What is being asked
Omit the pictures and return every entry exactly as written.

Items listed in a dataset

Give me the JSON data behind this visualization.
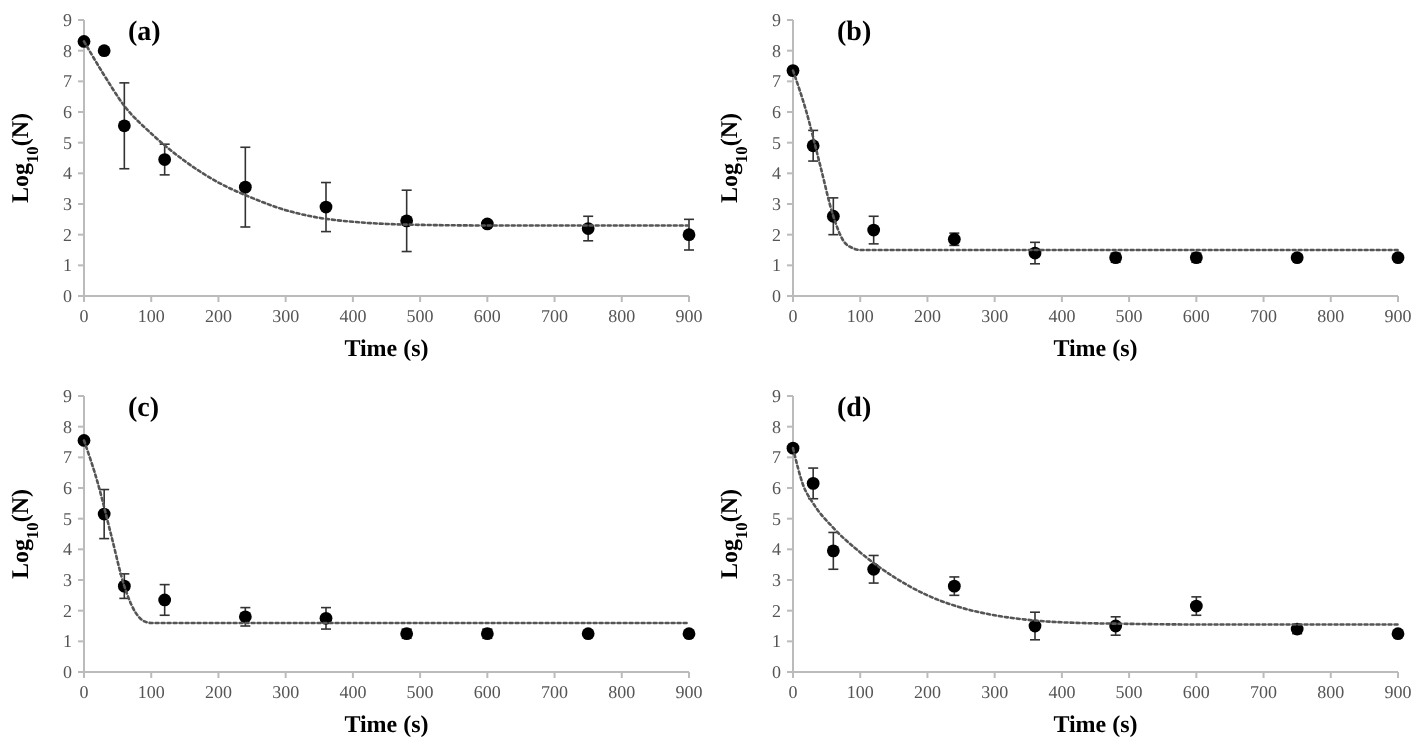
{
  "chart_data": [
    {
      "type": "scatter",
      "title": "(a)",
      "xlabel": "Time (s)",
      "ylabel": "Log$_{10}$(N)",
      "xlim": [
        0,
        900
      ],
      "xticks": [
        0,
        100,
        200,
        300,
        400,
        500,
        600,
        700,
        800,
        900
      ],
      "ylim": [
        0,
        9
      ],
      "yticks": [
        0,
        1,
        2,
        3,
        4,
        5,
        6,
        7,
        8,
        9
      ],
      "marker": "circle",
      "series": [
        {
          "color": "#000000",
          "x": [
            0,
            30,
            60,
            120,
            240,
            360,
            480,
            600,
            750,
            900
          ],
          "values": [
            8.3,
            8.0,
            5.55,
            4.45,
            3.55,
            2.9,
            2.45,
            2.35,
            2.2,
            2.0
          ],
          "errors": [
            null,
            null,
            1.4,
            0.5,
            1.3,
            0.8,
            1.0,
            0.1,
            0.4,
            0.5
          ]
        },
        {
          "type": "line",
          "color": "#555555",
          "line_style": "dotted",
          "marker": "none",
          "x": [
            0,
            30,
            60,
            100,
            150,
            200,
            250,
            300,
            350,
            400,
            450,
            500,
            600,
            700,
            900
          ],
          "values": [
            8.3,
            7.2,
            6.2,
            5.3,
            4.4,
            3.7,
            3.2,
            2.8,
            2.55,
            2.42,
            2.35,
            2.32,
            2.3,
            2.3,
            2.3
          ]
        }
      ]
    },
    {
      "type": "scatter",
      "title": "(b)",
      "xlabel": "Time (s)",
      "ylabel": "Log$_{10}$(N)",
      "xlim": [
        0,
        900
      ],
      "xticks": [
        0,
        100,
        200,
        300,
        400,
        500,
        600,
        700,
        800,
        900
      ],
      "ylim": [
        0,
        9
      ],
      "yticks": [
        0,
        1,
        2,
        3,
        4,
        5,
        6,
        7,
        8,
        9
      ],
      "marker": "circle",
      "series": [
        {
          "color": "#000000",
          "x": [
            0,
            30,
            60,
            120,
            240,
            360,
            480,
            600,
            750,
            900
          ],
          "values": [
            7.35,
            4.9,
            2.6,
            2.15,
            1.85,
            1.4,
            1.25,
            1.25,
            1.25,
            1.25
          ],
          "errors": [
            null,
            0.5,
            0.6,
            0.45,
            0.2,
            0.35,
            0.15,
            0.15,
            null,
            null
          ]
        },
        {
          "type": "line",
          "color": "#555555",
          "line_style": "dotted",
          "marker": "none",
          "x": [
            0,
            20,
            40,
            60,
            75,
            90,
            100,
            900
          ],
          "values": [
            7.35,
            6.0,
            4.3,
            2.6,
            1.8,
            1.55,
            1.5,
            1.5
          ]
        }
      ]
    },
    {
      "type": "scatter",
      "title": "(c)",
      "xlabel": "Time (s)",
      "ylabel": "Log$_{10}$(N)",
      "xlim": [
        0,
        900
      ],
      "xticks": [
        0,
        100,
        200,
        300,
        400,
        500,
        600,
        700,
        800,
        900
      ],
      "ylim": [
        0,
        9
      ],
      "yticks": [
        0,
        1,
        2,
        3,
        4,
        5,
        6,
        7,
        8,
        9
      ],
      "marker": "circle",
      "series": [
        {
          "color": "#000000",
          "x": [
            0,
            30,
            60,
            120,
            240,
            360,
            480,
            600,
            750,
            900
          ],
          "values": [
            7.55,
            5.15,
            2.8,
            2.35,
            1.8,
            1.75,
            1.25,
            1.25,
            1.25,
            1.25
          ],
          "errors": [
            null,
            0.8,
            0.4,
            0.5,
            0.3,
            0.35,
            0.15,
            0.15,
            null,
            null
          ]
        },
        {
          "type": "line",
          "color": "#555555",
          "line_style": "dotted",
          "marker": "none",
          "x": [
            0,
            20,
            40,
            60,
            75,
            90,
            100,
            900
          ],
          "values": [
            7.55,
            6.2,
            4.5,
            2.8,
            2.0,
            1.65,
            1.6,
            1.6
          ]
        }
      ]
    },
    {
      "type": "scatter",
      "title": "(d)",
      "xlabel": "Time (s)",
      "ylabel": "Log$_{10}$(N)",
      "xlim": [
        0,
        900
      ],
      "xticks": [
        0,
        100,
        200,
        300,
        400,
        500,
        600,
        700,
        800,
        900
      ],
      "ylim": [
        0,
        9
      ],
      "yticks": [
        0,
        1,
        2,
        3,
        4,
        5,
        6,
        7,
        8,
        9
      ],
      "marker": "circle",
      "series": [
        {
          "color": "#000000",
          "x": [
            0,
            30,
            60,
            120,
            240,
            360,
            480,
            600,
            750,
            900
          ],
          "values": [
            7.3,
            6.15,
            3.95,
            3.35,
            2.8,
            1.5,
            1.5,
            2.15,
            1.4,
            1.25
          ],
          "errors": [
            null,
            0.5,
            0.6,
            0.45,
            0.3,
            0.45,
            0.3,
            0.3,
            0.15,
            null
          ]
        },
        {
          "type": "line",
          "color": "#555555",
          "line_style": "dotted",
          "marker": "none",
          "x": [
            0,
            15,
            30,
            60,
            100,
            150,
            200,
            250,
            300,
            350,
            400,
            500,
            600,
            900
          ],
          "values": [
            7.3,
            6.1,
            5.5,
            4.7,
            3.9,
            3.1,
            2.5,
            2.1,
            1.85,
            1.7,
            1.62,
            1.57,
            1.55,
            1.55
          ]
        }
      ]
    }
  ]
}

Exercise answer
Give me the JSON data behind this visualization.
{
  "chart_data": [
    {
      "type": "scatter",
      "title": "(a)",
      "xlabel": "Time (s)",
      "ylabel": "Log$_{10}$(N)",
      "xlim": [
        0,
        900
      ],
      "xticks": [
        0,
        100,
        200,
        300,
        400,
        500,
        600,
        700,
        800,
        900
      ],
      "ylim": [
        0,
        9
      ],
      "yticks": [
        0,
        1,
        2,
        3,
        4,
        5,
        6,
        7,
        8,
        9
      ],
      "marker": "circle",
      "series": [
        {
          "color": "#000000",
          "x": [
            0,
            30,
            60,
            120,
            240,
            360,
            480,
            600,
            750,
            900
          ],
          "values": [
            8.3,
            8.0,
            5.55,
            4.45,
            3.55,
            2.9,
            2.45,
            2.35,
            2.2,
            2.0
          ],
          "errors": [
            null,
            null,
            1.4,
            0.5,
            1.3,
            0.8,
            1.0,
            0.1,
            0.4,
            0.5
          ]
        },
        {
          "type": "line",
          "color": "#555555",
          "line_style": "dotted",
          "marker": "none",
          "x": [
            0,
            30,
            60,
            100,
            150,
            200,
            250,
            300,
            350,
            400,
            450,
            500,
            600,
            700,
            900
          ],
          "values": [
            8.3,
            7.2,
            6.2,
            5.3,
            4.4,
            3.7,
            3.2,
            2.8,
            2.55,
            2.42,
            2.35,
            2.32,
            2.3,
            2.3,
            2.3
          ]
        }
      ]
    },
    {
      "type": "scatter",
      "title": "(b)",
      "xlabel": "Time (s)",
      "ylabel": "Log$_{10}$(N)",
      "xlim": [
        0,
        900
      ],
      "xticks": [
        0,
        100,
        200,
        300,
        400,
        500,
        600,
        700,
        800,
        900
      ],
      "ylim": [
        0,
        9
      ],
      "yticks": [
        0,
        1,
        2,
        3,
        4,
        5,
        6,
        7,
        8,
        9
      ],
      "marker": "circle",
      "series": [
        {
          "color": "#000000",
          "x": [
            0,
            30,
            60,
            120,
            240,
            360,
            480,
            600,
            750,
            900
          ],
          "values": [
            7.35,
            4.9,
            2.6,
            2.15,
            1.85,
            1.4,
            1.25,
            1.25,
            1.25,
            1.25
          ],
          "errors": [
            null,
            0.5,
            0.6,
            0.45,
            0.2,
            0.35,
            0.15,
            0.15,
            null,
            null
          ]
        },
        {
          "type": "line",
          "color": "#555555",
          "line_style": "dotted",
          "marker": "none",
          "x": [
            0,
            20,
            40,
            60,
            75,
            90,
            100,
            900
          ],
          "values": [
            7.35,
            6.0,
            4.3,
            2.6,
            1.8,
            1.55,
            1.5,
            1.5
          ]
        }
      ]
    },
    {
      "type": "scatter",
      "title": "(c)",
      "xlabel": "Time (s)",
      "ylabel": "Log$_{10}$(N)",
      "xlim": [
        0,
        900
      ],
      "xticks": [
        0,
        100,
        200,
        300,
        400,
        500,
        600,
        700,
        800,
        900
      ],
      "ylim": [
        0,
        9
      ],
      "yticks": [
        0,
        1,
        2,
        3,
        4,
        5,
        6,
        7,
        8,
        9
      ],
      "marker": "circle",
      "series": [
        {
          "color": "#000000",
          "x": [
            0,
            30,
            60,
            120,
            240,
            360,
            480,
            600,
            750,
            900
          ],
          "values": [
            7.55,
            5.15,
            2.8,
            2.35,
            1.8,
            1.75,
            1.25,
            1.25,
            1.25,
            1.25
          ],
          "errors": [
            null,
            0.8,
            0.4,
            0.5,
            0.3,
            0.35,
            0.15,
            0.15,
            null,
            null
          ]
        },
        {
          "type": "line",
          "color": "#555555",
          "line_style": "dotted",
          "marker": "none",
          "x": [
            0,
            20,
            40,
            60,
            75,
            90,
            100,
            900
          ],
          "values": [
            7.55,
            6.2,
            4.5,
            2.8,
            2.0,
            1.65,
            1.6,
            1.6
          ]
        }
      ]
    },
    {
      "type": "scatter",
      "title": "(d)",
      "xlabel": "Time (s)",
      "ylabel": "Log$_{10}$(N)",
      "xlim": [
        0,
        900
      ],
      "xticks": [
        0,
        100,
        200,
        300,
        400,
        500,
        600,
        700,
        800,
        900
      ],
      "ylim": [
        0,
        9
      ],
      "yticks": [
        0,
        1,
        2,
        3,
        4,
        5,
        6,
        7,
        8,
        9
      ],
      "marker": "circle",
      "series": [
        {
          "color": "#000000",
          "x": [
            0,
            30,
            60,
            120,
            240,
            360,
            480,
            600,
            750,
            900
          ],
          "values": [
            7.3,
            6.15,
            3.95,
            3.35,
            2.8,
            1.5,
            1.5,
            2.15,
            1.4,
            1.25
          ],
          "errors": [
            null,
            0.5,
            0.6,
            0.45,
            0.3,
            0.45,
            0.3,
            0.3,
            0.15,
            null
          ]
        },
        {
          "type": "line",
          "color": "#555555",
          "line_style": "dotted",
          "marker": "none",
          "x": [
            0,
            15,
            30,
            60,
            100,
            150,
            200,
            250,
            300,
            350,
            400,
            500,
            600,
            900
          ],
          "values": [
            7.3,
            6.1,
            5.5,
            4.7,
            3.9,
            3.1,
            2.5,
            2.1,
            1.85,
            1.7,
            1.62,
            1.57,
            1.55,
            1.55
          ]
        }
      ]
    }
  ]
}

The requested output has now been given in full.